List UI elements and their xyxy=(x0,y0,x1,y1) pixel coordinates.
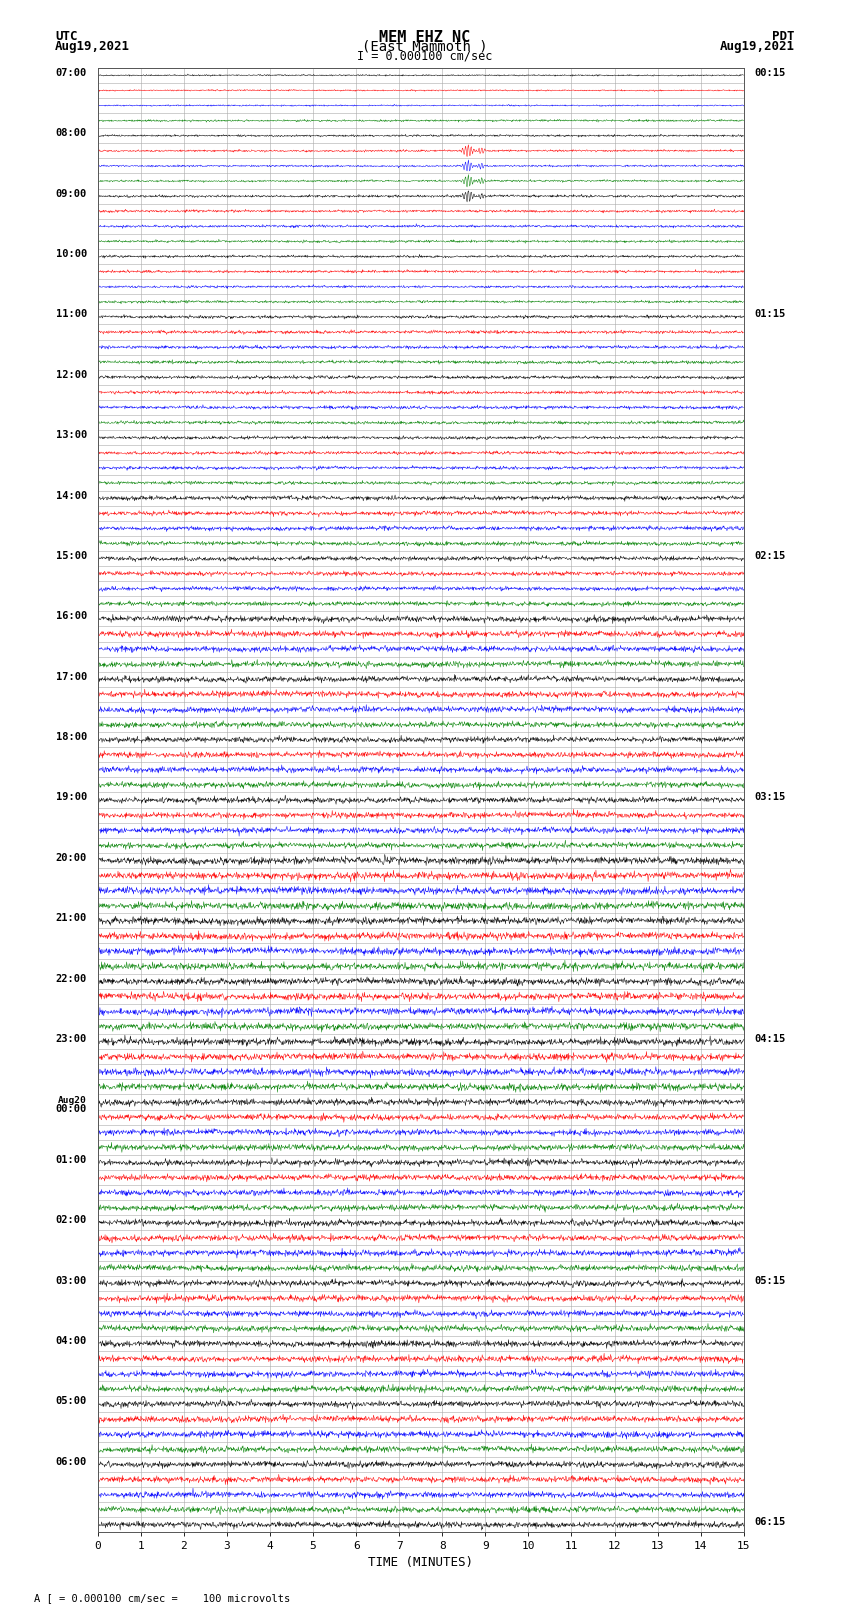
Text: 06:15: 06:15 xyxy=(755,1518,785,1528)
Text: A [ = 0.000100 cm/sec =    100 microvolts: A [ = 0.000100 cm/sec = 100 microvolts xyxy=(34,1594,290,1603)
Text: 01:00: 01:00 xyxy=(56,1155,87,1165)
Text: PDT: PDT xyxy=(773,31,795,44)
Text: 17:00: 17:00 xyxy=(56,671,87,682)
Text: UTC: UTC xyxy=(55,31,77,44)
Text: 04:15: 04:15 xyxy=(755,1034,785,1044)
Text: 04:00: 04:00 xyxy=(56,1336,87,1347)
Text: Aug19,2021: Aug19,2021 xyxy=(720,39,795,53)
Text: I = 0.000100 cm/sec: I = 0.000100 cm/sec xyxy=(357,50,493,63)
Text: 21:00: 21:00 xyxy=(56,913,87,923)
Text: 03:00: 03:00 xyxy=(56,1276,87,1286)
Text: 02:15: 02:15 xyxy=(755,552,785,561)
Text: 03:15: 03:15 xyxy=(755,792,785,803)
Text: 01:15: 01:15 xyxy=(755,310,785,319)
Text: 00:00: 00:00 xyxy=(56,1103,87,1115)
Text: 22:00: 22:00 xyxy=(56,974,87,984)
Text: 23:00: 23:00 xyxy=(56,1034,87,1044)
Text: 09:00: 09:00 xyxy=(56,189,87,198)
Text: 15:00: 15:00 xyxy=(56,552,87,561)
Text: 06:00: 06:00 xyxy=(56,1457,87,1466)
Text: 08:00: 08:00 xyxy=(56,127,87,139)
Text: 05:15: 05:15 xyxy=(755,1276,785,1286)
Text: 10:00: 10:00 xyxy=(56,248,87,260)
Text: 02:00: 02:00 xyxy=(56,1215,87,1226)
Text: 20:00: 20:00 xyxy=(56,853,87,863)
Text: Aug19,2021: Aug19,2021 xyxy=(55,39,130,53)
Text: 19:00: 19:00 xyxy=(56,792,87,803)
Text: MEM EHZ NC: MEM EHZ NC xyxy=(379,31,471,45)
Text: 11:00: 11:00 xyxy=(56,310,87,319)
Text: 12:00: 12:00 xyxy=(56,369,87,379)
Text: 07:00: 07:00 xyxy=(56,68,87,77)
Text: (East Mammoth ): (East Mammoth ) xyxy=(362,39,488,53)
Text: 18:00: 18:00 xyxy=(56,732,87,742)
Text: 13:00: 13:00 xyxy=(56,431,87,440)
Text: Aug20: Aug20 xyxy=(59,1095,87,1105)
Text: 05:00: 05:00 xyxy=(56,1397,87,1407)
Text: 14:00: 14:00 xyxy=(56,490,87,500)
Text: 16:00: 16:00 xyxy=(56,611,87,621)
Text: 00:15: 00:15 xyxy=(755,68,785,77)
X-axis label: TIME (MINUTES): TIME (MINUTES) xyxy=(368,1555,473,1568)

-=-=-=-=-

任务目标 ▸
从上述条目中含有“Text: 06:15: 06:15 xyxy=(755,1518,785,1528)”的那一行开始，一字不改地重新给出各行，至含有“Text: 01:15: 01:15 xyxy=(755,310,785,319)”的那一行为止，首尾两行均包括在内。

回答 ▸
Text: 06:15: 06:15 xyxy=(755,1518,785,1528)
Text: A [ = 0.000100 cm/sec =    100 microvolts: A [ = 0.000100 cm/sec = 100 microvolts xyxy=(34,1594,290,1603)
Text: 01:00: 01:00 xyxy=(56,1155,87,1165)
Text: PDT: PDT xyxy=(773,31,795,44)
Text: 17:00: 17:00 xyxy=(56,671,87,682)
Text: UTC: UTC xyxy=(55,31,77,44)
Text: 04:15: 04:15 xyxy=(755,1034,785,1044)
Text: 04:00: 04:00 xyxy=(56,1336,87,1347)
Text: Aug19,2021: Aug19,2021 xyxy=(720,39,795,53)
Text: I = 0.000100 cm/sec: I = 0.000100 cm/sec xyxy=(357,50,493,63)
Text: 21:00: 21:00 xyxy=(56,913,87,923)
Text: 03:00: 03:00 xyxy=(56,1276,87,1286)
Text: 02:15: 02:15 xyxy=(755,552,785,561)
Text: 03:15: 03:15 xyxy=(755,792,785,803)
Text: 01:15: 01:15 xyxy=(755,310,785,319)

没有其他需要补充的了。